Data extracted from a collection
┏━━
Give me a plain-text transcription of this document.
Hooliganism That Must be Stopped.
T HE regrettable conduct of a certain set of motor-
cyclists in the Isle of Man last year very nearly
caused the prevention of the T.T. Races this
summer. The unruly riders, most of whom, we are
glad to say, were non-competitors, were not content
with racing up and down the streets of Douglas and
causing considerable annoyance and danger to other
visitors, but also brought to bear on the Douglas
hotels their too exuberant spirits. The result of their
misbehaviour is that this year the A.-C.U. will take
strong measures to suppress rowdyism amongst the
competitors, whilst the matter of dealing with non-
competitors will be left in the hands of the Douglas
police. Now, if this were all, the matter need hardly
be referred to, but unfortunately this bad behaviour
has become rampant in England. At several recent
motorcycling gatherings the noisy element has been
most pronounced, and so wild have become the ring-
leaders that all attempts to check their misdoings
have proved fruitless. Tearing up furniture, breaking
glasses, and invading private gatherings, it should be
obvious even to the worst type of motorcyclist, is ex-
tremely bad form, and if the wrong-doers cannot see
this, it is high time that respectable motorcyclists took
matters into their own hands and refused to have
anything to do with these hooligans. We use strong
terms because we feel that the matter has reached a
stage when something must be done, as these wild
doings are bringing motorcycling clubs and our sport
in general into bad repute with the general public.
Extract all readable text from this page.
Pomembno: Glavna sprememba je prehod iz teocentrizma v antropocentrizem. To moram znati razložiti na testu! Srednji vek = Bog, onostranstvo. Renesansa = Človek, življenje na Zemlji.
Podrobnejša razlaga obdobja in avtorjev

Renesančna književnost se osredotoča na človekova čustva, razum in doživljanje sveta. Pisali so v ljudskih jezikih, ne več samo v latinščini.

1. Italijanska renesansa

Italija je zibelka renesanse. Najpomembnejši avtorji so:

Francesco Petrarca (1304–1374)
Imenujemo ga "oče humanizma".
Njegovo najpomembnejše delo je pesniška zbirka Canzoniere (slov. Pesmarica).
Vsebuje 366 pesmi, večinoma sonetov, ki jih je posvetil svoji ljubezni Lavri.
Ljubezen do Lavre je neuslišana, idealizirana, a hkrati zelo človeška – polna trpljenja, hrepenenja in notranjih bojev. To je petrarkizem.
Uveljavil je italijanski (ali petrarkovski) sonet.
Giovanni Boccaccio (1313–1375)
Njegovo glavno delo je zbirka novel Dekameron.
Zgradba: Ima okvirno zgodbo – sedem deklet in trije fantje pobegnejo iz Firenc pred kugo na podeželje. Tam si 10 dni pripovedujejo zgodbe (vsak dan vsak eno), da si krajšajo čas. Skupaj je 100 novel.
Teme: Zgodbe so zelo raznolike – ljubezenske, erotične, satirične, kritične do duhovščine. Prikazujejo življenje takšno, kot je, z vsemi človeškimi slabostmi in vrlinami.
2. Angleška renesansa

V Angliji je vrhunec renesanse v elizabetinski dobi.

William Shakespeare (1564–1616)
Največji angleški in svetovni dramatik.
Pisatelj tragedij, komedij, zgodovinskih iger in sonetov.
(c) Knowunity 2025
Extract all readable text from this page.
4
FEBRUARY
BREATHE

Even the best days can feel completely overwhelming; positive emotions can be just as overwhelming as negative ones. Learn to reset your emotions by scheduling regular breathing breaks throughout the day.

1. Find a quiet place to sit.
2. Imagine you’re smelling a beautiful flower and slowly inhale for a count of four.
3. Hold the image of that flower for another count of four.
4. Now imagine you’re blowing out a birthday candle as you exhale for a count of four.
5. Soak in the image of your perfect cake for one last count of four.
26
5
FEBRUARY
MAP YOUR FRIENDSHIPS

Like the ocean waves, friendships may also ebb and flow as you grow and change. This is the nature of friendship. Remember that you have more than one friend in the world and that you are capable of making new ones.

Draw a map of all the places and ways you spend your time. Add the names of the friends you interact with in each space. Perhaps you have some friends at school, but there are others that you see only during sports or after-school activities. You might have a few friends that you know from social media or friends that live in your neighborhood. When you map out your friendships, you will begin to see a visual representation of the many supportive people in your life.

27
┗━━
- [Aim] Word for word, write out all of the data above.

- [Problem solution]
Give me a plain-text transcription of this document.
Hooliganism That Must be Stopped.
T HE regrettable conduct of a certain set of motor-
cyclists in the Isle of Man last year very nearly
caused the prevention of the T.T. Races this
summer. The unruly riders, most of whom, we are
glad to say, were non-competitors, were not content
with racing up and down the streets of Douglas and
causing considerable annoyance and danger to other
visitors, but also brought to bear on the Douglas
hotels their too exuberant spirits. The result of their
misbehaviour is that this year the A.-C.U. will take
strong measures to suppress rowdyism amongst the
competitors, whilst the matter of dealing with non-
competitors will be left in the hands of the Douglas
police. Now, if this were all, the matter need hardly
be referred to, but unfortunately this bad behaviour
has become rampant in England. At several recent
motorcycling gatherings the noisy element has been
most pronounced, and so wild have become the ring-
leaders that all attempts to check their misdoings
have proved fruitless. Tearing up furniture, breaking
glasses, and invading private gatherings, it should be
obvious even to the worst type of motorcyclist, is ex-
tremely bad form, and if the wrong-doers cannot see
this, it is high time that respectable motorcyclists took
matters into their own hands and refused to have
anything to do with these hooligans. We use strong
terms because we feel that the matter has reached a
stage when something must be done, as these wild
doings are bringing motorcycling clubs and our sport
in general into bad repute with the general public.
Extract all readable text from this page.
Pomembno: Glavna sprememba je prehod iz teocentrizma v antropocentrizem. To moram znati razložiti na testu! Srednji vek = Bog, onostranstvo. Renesansa = Človek, življenje na Zemlji.
Podrobnejša razlaga obdobja in avtorjev

Renesančna književnost se osredotoča na človekova čustva, razum in doživljanje sveta. Pisali so v ljudskih jezikih, ne več samo v latinščini.

1. Italijanska renesansa

Italija je zibelka renesanse. Najpomembnejši avtorji so:

Francesco Petrarca (1304–1374)
Imenujemo ga "oče humanizma".
Njegovo najpomembnejše delo je pesniška zbirka Canzoniere (slov. Pesmarica).
Vsebuje 366 pesmi, večinoma sonetov, ki jih je posvetil svoji ljubezni Lavri.
Ljubezen do Lavre je neuslišana, idealizirana, a hkrati zelo človeška – polna trpljenja, hrepenenja in notranjih bojev. To je petrarkizem.
Uveljavil je italijanski (ali petrarkovski) sonet.
Giovanni Boccaccio (1313–1375)
Njegovo glavno delo je zbirka novel Dekameron.
Zgradba: Ima okvirno zgodbo – sedem deklet in trije fantje pobegnejo iz Firenc pred kugo na podeželje. Tam si 10 dni pripovedujejo zgodbe (vsak dan vsak eno), da si krajšajo čas. Skupaj je 100 novel.
Teme: Zgodbe so zelo raznolike – ljubezenske, erotične, satirične, kritične do duhovščine. Prikazujejo življenje takšno, kot je, z vsemi človeškimi slabostmi in vrlinami.
2. Angleška renesansa

V Angliji je vrhunec renesanse v elizabetinski dobi.

William Shakespeare (1564–1616)
Največji angleški in svetovni dramatik.
Pisatelj tragedij, komedij, zgodovinskih iger in sonetov.
(c) Knowunity 2025
Extract all readable text from this page.
4
FEBRUARY
BREATHE

Even the best days can feel completely overwhelming; positive emotions can be just as overwhelming as negative ones. Learn to reset your emotions by scheduling regular breathing breaks throughout the day.

1. Find a quiet place to sit.
2. Imagine you’re smelling a beautiful flower and slowly inhale for a count of four.
3. Hold the image of that flower for another count of four.
4. Now imagine you’re blowing out a birthday candle as you exhale for a count of four.
5. Soak in the image of your perfect cake for one last count of four.
26
5
FEBRUARY
MAP YOUR FRIENDSHIPS

Like the ocean waves, friendships may also ebb and flow as you grow and change. This is the nature of friendship. Remember that you have more than one friend in the world and that you are capable of making new ones.

Draw a map of all the places and ways you spend your time. Add the names of the friends you interact with in each space. Perhaps you have some friends at school, but there are others that you see only during sports or after-school activities. You might have a few friends that you know from social media or friends that live in your neighborhood. When you map out your friendships, you will begin to see a visual representation of the many supportive people in your life.

27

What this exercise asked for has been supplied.